start Material
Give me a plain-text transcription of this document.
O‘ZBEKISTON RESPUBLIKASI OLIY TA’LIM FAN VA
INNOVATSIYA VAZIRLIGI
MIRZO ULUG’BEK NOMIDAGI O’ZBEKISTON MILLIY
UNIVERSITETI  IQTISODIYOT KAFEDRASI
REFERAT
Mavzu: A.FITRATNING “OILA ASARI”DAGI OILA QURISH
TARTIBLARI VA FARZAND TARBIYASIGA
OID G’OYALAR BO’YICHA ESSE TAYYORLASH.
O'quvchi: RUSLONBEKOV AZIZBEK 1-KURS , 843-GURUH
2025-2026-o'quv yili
end Material
→ Task instructions:
Your task is to print all of the records exactly.

→ Task solution:
Give me a plain-text transcription of this document.
O‘ZBEKISTON RESPUBLIKASI OLIY TA’LIM FAN VA
INNOVATSIYA VAZIRLIGI
MIRZO ULUG’BEK NOMIDAGI O’ZBEKISTON MILLIY
UNIVERSITETI  IQTISODIYOT KAFEDRASI
REFERAT
Mavzu: A.FITRATNING “OILA ASARI”DAGI OILA QURISH
TARTIBLARI VA FARZAND TARBIYASIGA
OID G’OYALAR BO’YICHA ESSE TAYYORLASH.
O'quvchi: RUSLONBEKOV AZIZBEK 1-KURS , 843-GURUH
2025-2026-o'quv yili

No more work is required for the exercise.